→ **Exercise requirements**
**a)** Check each statement against the DataFrame namespacing thread. For each, answer yes or no and quote the words from the thread that settle it. (i) Three options are put forward for how to namespace the functions. (ii) Under option 1, every function would go into org.apache.spark.sql.mathfunctions. (iii) Option 3 was the one finally chosen.
**b)** From the DataFrame namespacing thread, pull out the passage that begins at the words "package org.apache.spark.sql.functions" and stops after "Reynold Xin <rx...@databricks.com>.".
**c)** Write more of the DataFrame namespacing thread, picking up after its final sentence.

→ **Text block**
□ □ □ □ □ □ □

You are viewing a plain text version of this content. The canonical link for it is here.

Posted to dev@spark.apache.org by Reynold Xin <rx...@databricks.com> on 2015/04/30 00:21:47 UTC

[discuss] DataFrame function namespacing

Before we make DataFrame non-alpha, it would be great to decide how we want
to namespace all the functions. There are 3 alternatives:

1. Put all in org.apache.spark.sql.functions. This is how SQL does it,
since SQL doesn't have namespaces. I estimate eventually we will have ~ 200
functions.

2. Have explicit namespaces, which is what master branch currently looks
like:

- org.apache.spark.sql.functions
- org.apache.spark.sql.mathfunctions
- ...

3. Have explicit namespaces, but restructure them slightly so everything is
under functions.

package object functions {

  // all the old functions here -- but deprecated so we keep source
compatibility
  def ...
}

package org.apache.spark.sql.functions

object mathFunc {
  ...
}

object basicFuncs {
  ...
}

Re: [discuss] DataFrame function namespacing

Posted by Reynold Xin <rx...@databricks.com>.

After talking with people on this thread and offline, I've decided to go
with option 1, i.e. putting everything in a single "functions" object.


On Thu, Apr 30, 2015 at 10:04 AM, Ted Yu <yu...@gmail.com> wrote:

> IMHO I would go with choice #1
>
> Cheers
>
> On Wed, Apr 29, 2015 at 10:03 PM, Reynold Xin <rx...@databricks.com> wrote:
>
>> We definitely still have the name collision problem in SQL.

□ □ □ □ □ □ □

→ **Recorded data**
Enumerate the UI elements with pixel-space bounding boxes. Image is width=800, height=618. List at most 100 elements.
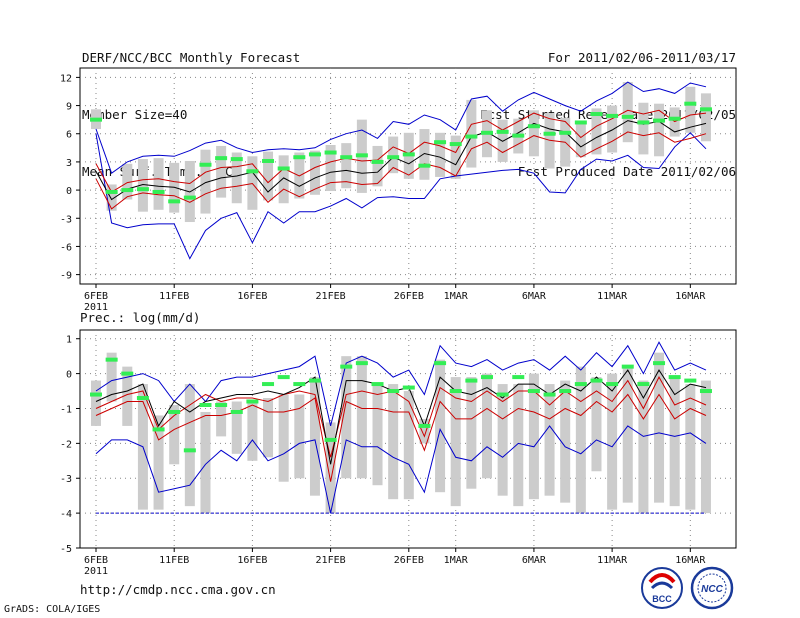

□ □ □ □ □ □ □

→ **Outputs in order**
**a)**
(i) Yes: "There are 3 alternatives:"
(ii) No: "Put all in org.apache.spark.sql.functions."
(iii) No: "I've decided to go with option 1, i.e. putting everything in a single "functions" object."

**b)**
package org.apache.spark.sql.functions

object mathFunc {
  ...
}

object basicFuncs {
  ...
}

Re: [discuss] DataFrame function namespacing

Posted by Reynold Xin <rx...@databricks.com>.

**c)**
>>
>> On Wed, Apr 29, 2015 at 10:01 PM, Punyashloka Biswal <
>> punya.biswal@gmail.com
>> > wrote:
>>
>> > Do we still have to keep the names of the functions distinct to avoid
>> > collisions in SQL? Or is there a plan to allow "importing" a namespace
>> into
>> > SQL somehow?
>> >
>> > I ask because if we have to keep worrying about name collisions then I'm
>> > not sure what the added complexity of #2 and #3 buys us.
>> >
>> > Punya
>> >
>> > On Wed, Apr 29, 2015 at 3:52 PM Reynold Xin <rx...@databricks.com>
>> wrote:
>> >
>> >> Scaladoc isn't much of a problem because scaladocs are grouped.
>> >> Java/Python
>> >> is the main problem ...
>> >>
>> >> See
>> >>
>> >>
>> https://spark.apache.org/docs/latest/api/scala/index.html#org.apache.spark.sql.functions$
>> >>
>> >> On Wed, Apr 29, 2015 at 3:38 PM, Shivaram Venkataraman <
>> >> shivaram@eecs.berkeley.edu> wrote:
>> >>
>> >> > My feeling is that we should have a handful of namespaces (say 4 or
>> 5).
>> >> It
>> >> > becomes too cumbersome to import / remember more package names and
>> >> having
>> >> > everything in one package makes it hard to read scaladoc etc.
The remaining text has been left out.